What to do » Reply with one number: the count of lines in the records below that hold "Exhibits".

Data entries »

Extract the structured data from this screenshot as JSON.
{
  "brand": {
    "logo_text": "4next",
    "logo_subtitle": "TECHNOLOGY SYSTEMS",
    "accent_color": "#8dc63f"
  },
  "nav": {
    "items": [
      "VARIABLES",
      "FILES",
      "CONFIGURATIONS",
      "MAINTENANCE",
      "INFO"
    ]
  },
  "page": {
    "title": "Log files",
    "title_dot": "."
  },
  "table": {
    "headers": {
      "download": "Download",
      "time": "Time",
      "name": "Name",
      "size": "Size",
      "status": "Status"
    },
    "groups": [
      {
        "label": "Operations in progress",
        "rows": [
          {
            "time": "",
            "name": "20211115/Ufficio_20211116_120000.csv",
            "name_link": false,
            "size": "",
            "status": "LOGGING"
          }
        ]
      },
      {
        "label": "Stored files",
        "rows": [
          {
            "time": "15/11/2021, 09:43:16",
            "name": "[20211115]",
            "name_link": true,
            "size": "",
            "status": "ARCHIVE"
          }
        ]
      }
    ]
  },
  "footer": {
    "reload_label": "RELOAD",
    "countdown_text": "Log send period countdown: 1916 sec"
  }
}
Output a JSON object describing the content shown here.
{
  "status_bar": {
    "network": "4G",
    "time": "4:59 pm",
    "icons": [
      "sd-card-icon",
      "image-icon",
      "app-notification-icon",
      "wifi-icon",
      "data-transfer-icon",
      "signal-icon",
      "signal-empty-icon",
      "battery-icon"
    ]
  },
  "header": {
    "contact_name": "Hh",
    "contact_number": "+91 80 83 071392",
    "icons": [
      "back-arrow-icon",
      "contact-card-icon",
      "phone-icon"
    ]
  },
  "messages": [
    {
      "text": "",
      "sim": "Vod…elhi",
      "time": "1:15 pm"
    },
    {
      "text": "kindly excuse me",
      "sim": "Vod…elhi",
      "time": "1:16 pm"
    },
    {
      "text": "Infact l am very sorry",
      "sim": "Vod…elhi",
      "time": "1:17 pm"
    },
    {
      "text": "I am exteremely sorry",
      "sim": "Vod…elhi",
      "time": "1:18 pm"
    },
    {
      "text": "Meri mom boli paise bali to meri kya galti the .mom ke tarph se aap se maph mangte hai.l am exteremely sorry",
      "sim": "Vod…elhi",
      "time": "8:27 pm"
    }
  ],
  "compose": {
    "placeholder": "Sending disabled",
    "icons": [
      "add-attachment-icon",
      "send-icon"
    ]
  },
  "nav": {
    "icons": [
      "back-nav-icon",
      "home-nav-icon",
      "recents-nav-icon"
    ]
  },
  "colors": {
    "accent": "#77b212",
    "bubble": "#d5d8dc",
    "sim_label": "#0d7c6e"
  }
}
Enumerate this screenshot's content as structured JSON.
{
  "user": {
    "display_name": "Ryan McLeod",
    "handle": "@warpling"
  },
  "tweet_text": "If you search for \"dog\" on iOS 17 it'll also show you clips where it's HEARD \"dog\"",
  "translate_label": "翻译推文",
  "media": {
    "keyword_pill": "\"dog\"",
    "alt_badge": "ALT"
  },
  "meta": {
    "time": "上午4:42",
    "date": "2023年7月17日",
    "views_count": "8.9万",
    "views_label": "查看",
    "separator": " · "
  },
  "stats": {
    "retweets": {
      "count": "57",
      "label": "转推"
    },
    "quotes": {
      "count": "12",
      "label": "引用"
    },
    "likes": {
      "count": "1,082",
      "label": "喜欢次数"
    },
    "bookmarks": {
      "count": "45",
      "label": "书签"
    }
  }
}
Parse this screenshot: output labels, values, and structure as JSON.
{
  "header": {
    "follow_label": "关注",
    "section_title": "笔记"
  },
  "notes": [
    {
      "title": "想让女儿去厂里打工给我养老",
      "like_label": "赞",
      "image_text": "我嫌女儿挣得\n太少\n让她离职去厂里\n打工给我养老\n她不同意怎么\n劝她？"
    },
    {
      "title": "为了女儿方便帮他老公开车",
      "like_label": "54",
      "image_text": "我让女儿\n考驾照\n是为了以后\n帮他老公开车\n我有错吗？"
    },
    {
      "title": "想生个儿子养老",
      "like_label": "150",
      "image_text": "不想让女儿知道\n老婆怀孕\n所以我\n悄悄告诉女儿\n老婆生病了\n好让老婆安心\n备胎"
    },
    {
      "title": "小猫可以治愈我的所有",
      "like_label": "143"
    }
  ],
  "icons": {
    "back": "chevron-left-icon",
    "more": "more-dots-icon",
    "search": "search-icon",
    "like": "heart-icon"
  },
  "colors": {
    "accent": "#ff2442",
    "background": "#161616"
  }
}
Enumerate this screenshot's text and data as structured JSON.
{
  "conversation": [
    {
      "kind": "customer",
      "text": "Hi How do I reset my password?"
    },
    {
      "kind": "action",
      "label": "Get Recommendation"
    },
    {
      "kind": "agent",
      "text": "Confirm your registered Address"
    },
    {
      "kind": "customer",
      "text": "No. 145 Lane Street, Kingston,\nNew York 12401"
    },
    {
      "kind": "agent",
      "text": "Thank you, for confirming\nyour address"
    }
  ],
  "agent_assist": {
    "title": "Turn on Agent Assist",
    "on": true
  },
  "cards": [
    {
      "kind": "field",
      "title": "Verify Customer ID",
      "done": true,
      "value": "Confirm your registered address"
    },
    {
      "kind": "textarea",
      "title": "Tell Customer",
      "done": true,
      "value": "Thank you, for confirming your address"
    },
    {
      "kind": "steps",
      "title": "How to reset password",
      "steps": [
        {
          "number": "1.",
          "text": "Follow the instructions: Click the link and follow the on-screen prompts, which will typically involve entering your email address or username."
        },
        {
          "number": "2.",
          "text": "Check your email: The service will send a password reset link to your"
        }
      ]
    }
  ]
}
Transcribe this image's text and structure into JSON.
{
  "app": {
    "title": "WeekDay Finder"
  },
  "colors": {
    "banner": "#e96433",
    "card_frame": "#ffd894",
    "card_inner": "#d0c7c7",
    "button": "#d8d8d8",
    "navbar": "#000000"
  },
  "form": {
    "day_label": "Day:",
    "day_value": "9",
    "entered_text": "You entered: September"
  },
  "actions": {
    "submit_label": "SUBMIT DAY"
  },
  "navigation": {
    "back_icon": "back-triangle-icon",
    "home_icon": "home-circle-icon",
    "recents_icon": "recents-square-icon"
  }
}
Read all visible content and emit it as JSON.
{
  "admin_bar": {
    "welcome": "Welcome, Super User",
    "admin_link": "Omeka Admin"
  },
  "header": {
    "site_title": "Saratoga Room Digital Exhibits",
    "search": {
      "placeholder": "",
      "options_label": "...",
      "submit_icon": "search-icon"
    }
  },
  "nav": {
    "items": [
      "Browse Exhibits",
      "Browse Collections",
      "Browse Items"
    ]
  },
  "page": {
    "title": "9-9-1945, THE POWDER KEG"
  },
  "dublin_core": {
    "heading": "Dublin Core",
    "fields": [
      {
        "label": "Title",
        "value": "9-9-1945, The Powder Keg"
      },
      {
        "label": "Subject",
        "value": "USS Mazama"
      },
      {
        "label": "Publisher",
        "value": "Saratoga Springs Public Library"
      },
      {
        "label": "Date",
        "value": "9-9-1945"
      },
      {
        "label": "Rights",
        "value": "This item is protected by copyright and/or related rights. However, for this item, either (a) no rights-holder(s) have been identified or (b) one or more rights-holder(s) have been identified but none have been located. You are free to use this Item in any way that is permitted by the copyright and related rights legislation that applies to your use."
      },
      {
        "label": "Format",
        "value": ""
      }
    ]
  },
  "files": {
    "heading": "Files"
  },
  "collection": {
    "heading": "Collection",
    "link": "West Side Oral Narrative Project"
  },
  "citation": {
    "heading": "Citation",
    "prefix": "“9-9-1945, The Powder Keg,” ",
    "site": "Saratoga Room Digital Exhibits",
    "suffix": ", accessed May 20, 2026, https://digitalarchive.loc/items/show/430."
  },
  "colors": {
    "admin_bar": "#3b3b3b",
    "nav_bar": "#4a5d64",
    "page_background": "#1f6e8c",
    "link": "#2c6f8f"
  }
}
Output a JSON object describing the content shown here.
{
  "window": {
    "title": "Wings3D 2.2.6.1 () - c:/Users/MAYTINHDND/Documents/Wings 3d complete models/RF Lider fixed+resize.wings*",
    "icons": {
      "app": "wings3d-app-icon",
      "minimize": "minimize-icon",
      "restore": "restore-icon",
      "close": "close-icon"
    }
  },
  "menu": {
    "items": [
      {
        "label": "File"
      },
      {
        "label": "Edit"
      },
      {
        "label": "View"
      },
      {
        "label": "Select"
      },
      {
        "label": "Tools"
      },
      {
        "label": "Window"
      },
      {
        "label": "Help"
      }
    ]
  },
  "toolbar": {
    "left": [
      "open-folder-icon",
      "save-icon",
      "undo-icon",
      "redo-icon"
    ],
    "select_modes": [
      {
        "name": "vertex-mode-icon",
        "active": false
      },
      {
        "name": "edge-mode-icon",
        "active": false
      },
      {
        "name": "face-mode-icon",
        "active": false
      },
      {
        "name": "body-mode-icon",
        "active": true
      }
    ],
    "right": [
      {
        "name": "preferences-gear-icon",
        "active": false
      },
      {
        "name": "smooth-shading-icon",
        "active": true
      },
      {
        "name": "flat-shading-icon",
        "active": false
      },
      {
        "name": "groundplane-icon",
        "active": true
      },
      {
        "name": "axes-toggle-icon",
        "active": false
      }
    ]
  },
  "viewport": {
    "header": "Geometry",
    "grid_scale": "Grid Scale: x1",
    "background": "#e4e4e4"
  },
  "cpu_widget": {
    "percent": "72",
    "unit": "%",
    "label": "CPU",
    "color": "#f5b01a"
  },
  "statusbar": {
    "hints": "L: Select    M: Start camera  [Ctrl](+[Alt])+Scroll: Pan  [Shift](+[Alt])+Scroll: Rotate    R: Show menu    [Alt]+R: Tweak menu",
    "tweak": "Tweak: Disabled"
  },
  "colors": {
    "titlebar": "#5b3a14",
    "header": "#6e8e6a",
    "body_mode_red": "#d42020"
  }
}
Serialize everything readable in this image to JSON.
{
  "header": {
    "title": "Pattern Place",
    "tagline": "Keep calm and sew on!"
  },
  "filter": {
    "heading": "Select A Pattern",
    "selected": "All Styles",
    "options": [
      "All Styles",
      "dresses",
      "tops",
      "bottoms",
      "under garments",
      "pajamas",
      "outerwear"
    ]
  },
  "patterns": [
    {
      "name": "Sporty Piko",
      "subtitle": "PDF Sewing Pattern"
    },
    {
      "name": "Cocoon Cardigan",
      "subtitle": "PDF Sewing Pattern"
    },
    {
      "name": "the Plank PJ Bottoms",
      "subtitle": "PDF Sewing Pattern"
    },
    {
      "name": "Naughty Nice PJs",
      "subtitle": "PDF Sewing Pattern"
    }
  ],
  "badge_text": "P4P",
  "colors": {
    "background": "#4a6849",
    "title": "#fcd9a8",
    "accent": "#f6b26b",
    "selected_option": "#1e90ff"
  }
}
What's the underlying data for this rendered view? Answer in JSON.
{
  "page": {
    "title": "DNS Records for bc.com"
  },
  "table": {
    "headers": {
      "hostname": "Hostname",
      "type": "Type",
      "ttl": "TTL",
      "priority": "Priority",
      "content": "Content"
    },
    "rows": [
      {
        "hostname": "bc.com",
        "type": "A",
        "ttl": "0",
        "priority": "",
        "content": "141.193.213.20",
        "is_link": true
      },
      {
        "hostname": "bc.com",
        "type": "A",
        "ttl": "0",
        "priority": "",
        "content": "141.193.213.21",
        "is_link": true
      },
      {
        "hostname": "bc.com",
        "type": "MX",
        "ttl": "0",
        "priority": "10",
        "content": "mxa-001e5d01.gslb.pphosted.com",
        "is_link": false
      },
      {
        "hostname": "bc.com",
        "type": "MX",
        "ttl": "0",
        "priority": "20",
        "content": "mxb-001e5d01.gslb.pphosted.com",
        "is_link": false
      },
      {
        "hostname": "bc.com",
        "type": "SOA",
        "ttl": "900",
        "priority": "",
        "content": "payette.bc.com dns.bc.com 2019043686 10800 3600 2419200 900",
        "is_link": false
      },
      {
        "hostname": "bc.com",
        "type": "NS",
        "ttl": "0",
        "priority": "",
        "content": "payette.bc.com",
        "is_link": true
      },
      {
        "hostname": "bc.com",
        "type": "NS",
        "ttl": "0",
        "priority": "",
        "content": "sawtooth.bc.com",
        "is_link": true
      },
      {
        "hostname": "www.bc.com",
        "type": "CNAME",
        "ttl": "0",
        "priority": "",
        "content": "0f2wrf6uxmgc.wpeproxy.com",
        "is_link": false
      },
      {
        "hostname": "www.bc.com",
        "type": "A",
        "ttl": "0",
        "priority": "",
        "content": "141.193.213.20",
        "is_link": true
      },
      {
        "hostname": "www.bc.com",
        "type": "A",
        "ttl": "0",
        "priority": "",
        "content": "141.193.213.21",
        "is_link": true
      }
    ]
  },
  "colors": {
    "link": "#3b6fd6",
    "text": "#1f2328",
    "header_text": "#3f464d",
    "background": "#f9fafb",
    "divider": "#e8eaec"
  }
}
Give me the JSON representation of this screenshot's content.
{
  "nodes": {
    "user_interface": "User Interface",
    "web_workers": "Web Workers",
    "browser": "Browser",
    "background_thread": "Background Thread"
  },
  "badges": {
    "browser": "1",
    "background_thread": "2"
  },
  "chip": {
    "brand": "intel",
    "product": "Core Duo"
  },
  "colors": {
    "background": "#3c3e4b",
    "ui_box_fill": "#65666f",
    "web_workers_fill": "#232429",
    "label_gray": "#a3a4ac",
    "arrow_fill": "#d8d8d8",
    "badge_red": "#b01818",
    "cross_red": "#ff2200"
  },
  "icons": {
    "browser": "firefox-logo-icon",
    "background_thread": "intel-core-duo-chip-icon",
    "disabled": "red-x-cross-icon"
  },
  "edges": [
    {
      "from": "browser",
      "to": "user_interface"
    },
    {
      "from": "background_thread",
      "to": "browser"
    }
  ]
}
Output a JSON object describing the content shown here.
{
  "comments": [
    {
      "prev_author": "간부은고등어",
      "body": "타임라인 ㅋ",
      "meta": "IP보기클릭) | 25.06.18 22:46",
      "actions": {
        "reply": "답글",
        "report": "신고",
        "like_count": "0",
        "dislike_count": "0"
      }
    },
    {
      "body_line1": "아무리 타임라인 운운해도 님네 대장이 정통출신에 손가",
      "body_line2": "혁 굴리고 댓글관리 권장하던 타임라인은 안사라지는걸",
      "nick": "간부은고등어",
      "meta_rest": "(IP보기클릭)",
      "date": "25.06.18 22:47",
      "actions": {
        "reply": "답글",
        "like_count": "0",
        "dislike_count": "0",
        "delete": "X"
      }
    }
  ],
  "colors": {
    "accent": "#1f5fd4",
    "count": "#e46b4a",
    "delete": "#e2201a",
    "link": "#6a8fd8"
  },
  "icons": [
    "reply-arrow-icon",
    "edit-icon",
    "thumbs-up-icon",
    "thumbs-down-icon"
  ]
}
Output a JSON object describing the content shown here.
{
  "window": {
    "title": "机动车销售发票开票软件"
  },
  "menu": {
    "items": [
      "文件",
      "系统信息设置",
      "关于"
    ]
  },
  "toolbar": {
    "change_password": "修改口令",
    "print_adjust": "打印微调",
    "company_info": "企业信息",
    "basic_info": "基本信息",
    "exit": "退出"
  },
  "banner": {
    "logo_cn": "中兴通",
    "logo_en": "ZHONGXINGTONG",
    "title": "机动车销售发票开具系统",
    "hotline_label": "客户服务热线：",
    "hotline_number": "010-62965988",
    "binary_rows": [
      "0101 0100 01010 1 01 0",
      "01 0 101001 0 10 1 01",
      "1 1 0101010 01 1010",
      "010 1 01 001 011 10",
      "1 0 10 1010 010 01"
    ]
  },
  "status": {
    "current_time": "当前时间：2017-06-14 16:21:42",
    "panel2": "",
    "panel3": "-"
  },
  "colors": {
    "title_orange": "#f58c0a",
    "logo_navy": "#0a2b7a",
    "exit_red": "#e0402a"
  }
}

Exercise response » 3